▶ _AIM_
Give only the number of lines below that contain the string "amean", matching case.

★ ★ ★ ★ ★ ★ ★

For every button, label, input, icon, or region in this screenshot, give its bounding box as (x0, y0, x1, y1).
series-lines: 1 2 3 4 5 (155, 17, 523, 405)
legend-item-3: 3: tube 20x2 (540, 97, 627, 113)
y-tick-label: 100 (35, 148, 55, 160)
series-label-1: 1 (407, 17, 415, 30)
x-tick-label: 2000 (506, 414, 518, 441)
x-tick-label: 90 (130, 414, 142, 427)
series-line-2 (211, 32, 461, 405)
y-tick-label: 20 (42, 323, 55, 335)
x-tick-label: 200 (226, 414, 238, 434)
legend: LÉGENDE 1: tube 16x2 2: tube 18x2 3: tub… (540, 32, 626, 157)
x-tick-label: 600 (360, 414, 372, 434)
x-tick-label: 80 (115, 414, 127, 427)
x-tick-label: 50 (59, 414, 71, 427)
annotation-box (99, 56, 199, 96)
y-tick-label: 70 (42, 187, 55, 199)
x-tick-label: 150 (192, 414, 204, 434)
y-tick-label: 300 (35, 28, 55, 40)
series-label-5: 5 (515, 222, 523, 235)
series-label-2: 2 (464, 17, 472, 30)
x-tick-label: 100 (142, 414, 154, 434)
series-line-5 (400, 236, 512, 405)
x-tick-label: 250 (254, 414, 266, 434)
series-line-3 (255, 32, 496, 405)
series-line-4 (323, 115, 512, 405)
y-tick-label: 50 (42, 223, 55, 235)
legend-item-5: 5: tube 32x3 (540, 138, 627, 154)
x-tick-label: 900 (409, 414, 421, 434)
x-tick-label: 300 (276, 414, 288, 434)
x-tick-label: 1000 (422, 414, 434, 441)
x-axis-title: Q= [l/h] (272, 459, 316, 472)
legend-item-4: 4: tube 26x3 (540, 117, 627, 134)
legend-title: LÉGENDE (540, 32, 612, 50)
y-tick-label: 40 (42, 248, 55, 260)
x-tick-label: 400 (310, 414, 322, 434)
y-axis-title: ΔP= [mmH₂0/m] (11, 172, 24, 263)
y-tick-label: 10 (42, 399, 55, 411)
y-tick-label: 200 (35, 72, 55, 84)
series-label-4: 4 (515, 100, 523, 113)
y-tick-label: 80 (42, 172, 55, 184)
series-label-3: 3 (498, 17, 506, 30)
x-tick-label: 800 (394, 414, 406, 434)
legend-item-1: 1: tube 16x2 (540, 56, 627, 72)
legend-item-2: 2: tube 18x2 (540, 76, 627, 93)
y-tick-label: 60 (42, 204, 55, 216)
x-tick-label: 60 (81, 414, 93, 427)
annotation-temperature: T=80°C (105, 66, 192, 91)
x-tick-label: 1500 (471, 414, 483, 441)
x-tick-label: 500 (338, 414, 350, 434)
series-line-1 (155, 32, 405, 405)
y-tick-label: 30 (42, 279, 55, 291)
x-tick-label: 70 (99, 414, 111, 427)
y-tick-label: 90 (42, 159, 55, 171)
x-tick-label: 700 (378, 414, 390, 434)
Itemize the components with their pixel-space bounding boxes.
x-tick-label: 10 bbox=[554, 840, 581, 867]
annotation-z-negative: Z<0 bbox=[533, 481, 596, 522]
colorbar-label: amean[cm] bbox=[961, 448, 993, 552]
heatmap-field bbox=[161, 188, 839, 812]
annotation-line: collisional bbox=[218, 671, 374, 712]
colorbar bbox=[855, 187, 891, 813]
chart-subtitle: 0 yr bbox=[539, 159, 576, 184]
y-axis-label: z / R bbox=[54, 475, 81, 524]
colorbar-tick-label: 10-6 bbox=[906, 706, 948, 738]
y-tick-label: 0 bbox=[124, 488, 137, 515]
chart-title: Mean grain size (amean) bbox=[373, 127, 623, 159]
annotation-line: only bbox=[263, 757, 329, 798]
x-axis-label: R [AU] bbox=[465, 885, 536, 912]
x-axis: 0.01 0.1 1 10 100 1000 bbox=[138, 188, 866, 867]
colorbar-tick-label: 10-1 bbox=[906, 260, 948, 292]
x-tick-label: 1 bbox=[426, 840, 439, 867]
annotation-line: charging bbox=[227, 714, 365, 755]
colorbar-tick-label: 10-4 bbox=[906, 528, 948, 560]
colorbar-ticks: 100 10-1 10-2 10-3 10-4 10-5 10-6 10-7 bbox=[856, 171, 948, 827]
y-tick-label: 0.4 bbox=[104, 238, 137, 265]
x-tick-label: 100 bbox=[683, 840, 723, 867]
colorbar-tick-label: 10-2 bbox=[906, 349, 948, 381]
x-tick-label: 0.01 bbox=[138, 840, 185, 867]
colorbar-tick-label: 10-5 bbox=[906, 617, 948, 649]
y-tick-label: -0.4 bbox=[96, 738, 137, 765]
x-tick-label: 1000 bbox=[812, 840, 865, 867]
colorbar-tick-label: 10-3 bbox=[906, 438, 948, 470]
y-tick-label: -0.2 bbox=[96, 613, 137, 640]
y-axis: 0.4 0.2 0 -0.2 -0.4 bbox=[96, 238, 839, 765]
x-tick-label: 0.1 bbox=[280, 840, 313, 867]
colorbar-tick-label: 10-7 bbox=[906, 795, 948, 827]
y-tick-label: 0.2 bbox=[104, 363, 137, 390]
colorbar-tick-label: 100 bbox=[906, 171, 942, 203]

★ ★ ★ ★ ★ ★ ★

▶ _CORRECT OUTPUT_
2